>> start Given data

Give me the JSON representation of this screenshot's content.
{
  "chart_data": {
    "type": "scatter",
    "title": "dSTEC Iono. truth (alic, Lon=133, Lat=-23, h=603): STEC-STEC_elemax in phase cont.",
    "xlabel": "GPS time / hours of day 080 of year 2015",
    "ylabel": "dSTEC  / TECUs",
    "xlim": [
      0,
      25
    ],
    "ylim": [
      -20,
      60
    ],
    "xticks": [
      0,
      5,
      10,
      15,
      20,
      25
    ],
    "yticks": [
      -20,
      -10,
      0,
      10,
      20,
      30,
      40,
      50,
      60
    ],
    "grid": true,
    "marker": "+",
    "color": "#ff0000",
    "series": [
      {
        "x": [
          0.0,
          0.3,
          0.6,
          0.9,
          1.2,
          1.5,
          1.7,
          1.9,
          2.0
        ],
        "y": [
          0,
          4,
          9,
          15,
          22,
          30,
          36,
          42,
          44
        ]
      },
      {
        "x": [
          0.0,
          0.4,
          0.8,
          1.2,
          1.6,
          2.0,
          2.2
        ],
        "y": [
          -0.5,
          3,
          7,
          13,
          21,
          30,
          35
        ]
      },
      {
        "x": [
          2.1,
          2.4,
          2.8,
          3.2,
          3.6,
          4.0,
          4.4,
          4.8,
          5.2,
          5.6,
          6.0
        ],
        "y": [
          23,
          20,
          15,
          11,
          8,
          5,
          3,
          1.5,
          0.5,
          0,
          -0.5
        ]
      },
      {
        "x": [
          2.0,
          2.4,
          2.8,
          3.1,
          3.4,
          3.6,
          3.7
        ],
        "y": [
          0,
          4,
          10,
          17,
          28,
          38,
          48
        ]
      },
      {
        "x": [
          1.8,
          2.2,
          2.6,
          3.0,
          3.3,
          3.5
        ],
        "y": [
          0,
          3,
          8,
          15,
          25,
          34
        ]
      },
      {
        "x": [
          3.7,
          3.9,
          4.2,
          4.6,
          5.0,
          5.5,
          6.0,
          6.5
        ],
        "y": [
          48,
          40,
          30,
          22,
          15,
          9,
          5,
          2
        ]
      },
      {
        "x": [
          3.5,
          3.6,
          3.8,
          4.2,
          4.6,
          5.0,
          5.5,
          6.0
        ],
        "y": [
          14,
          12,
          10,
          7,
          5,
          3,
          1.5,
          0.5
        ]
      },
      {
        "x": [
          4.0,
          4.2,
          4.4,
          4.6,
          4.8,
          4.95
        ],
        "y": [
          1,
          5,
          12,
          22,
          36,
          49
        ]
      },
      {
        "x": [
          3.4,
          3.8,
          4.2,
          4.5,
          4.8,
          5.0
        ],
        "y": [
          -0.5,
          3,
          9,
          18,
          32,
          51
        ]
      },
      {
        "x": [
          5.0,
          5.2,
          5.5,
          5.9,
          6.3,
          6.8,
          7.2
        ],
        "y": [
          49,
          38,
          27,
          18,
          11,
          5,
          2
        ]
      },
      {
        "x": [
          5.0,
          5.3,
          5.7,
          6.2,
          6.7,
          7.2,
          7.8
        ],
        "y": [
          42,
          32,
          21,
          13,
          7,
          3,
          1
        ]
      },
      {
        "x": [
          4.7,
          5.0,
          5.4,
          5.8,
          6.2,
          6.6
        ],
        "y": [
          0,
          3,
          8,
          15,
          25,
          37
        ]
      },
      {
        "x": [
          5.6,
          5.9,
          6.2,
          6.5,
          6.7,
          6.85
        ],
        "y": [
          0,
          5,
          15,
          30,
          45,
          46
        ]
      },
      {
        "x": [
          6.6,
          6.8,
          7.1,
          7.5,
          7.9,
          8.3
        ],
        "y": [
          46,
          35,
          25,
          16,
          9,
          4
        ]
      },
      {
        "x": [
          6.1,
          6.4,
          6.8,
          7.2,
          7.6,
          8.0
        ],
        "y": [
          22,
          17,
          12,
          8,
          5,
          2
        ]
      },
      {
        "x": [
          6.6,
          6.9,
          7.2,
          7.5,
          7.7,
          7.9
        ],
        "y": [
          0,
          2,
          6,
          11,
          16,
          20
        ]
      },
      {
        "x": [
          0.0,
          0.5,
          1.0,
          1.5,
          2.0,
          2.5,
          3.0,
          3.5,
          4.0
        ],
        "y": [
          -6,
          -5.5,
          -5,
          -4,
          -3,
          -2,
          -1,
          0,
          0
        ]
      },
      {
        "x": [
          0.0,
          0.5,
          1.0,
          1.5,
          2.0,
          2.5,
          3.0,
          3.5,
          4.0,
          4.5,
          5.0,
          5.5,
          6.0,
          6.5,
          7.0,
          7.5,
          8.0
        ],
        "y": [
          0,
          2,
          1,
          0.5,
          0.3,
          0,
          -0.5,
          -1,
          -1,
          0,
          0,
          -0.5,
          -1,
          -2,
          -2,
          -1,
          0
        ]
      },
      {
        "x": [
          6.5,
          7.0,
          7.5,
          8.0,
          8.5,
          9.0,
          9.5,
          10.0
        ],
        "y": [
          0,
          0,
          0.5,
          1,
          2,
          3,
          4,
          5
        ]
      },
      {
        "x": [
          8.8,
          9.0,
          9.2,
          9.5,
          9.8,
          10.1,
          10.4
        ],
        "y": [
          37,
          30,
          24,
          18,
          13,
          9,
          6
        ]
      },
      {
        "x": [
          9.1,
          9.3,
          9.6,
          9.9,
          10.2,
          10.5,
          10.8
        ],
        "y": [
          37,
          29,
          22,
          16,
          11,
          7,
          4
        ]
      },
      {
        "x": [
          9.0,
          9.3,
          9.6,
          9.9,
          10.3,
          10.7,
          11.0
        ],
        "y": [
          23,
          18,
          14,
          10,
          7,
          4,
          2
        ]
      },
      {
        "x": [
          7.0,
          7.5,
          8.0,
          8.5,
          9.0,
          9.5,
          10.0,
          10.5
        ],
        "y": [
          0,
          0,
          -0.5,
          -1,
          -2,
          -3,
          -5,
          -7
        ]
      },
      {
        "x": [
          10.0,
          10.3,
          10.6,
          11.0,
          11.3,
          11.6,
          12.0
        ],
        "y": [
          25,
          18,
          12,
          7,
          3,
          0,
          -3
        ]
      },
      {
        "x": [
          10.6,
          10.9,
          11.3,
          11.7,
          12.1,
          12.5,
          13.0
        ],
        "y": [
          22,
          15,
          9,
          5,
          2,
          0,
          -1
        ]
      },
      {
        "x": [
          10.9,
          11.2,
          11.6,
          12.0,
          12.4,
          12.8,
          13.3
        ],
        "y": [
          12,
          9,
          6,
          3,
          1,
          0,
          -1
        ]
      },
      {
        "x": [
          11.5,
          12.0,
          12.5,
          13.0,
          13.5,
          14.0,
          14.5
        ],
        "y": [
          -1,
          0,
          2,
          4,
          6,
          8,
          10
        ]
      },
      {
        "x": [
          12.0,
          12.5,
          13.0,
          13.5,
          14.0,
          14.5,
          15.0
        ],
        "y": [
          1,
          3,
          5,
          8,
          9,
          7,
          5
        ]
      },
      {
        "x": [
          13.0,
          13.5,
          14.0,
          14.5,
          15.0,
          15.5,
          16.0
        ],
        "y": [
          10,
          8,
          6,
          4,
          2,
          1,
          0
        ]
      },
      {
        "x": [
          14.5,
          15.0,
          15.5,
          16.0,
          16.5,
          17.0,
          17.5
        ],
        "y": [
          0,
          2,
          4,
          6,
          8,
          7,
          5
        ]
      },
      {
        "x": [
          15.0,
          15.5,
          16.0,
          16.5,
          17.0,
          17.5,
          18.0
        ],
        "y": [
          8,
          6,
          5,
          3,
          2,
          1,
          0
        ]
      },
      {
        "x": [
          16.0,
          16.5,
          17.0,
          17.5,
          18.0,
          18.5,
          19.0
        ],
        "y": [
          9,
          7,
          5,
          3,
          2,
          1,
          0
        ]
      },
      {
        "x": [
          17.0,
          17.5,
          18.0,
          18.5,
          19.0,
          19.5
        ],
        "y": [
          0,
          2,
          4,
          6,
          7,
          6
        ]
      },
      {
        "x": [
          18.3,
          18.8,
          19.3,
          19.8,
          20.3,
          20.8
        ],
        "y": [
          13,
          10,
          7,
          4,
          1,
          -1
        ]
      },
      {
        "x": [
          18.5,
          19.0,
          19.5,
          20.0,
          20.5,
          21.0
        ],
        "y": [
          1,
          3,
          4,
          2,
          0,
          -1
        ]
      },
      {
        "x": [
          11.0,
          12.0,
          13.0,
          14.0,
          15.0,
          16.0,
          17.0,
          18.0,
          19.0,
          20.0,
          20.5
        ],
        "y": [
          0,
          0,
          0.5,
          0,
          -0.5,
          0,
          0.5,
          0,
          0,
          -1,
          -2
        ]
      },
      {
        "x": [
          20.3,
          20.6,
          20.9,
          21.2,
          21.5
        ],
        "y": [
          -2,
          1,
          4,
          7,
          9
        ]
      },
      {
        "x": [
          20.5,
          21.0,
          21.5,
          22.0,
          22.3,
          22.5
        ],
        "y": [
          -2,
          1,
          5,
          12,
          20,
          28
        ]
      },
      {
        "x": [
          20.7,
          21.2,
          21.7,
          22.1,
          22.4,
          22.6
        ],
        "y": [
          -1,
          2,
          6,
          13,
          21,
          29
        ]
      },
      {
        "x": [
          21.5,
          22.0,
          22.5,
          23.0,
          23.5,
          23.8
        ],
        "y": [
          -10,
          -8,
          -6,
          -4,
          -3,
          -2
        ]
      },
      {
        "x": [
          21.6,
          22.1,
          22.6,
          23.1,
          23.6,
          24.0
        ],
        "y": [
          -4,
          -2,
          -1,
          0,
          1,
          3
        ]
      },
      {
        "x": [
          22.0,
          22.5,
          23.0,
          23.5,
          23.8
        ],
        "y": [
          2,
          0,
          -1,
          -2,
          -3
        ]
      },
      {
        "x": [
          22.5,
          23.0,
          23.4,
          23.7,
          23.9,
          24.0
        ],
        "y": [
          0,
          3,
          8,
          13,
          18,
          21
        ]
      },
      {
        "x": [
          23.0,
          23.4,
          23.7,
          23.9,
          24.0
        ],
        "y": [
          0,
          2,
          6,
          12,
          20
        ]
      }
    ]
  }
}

>> end Given data

> _Work to be completed_
Return all lines containing the word "dSTEC".

> _Result_
    "title": "dSTEC Iono. truth (alic, Lon=133, Lat=-23, h=603): STEC-STEC_elemax in phase cont.",
    "ylabel": "dSTEC  / TECUs",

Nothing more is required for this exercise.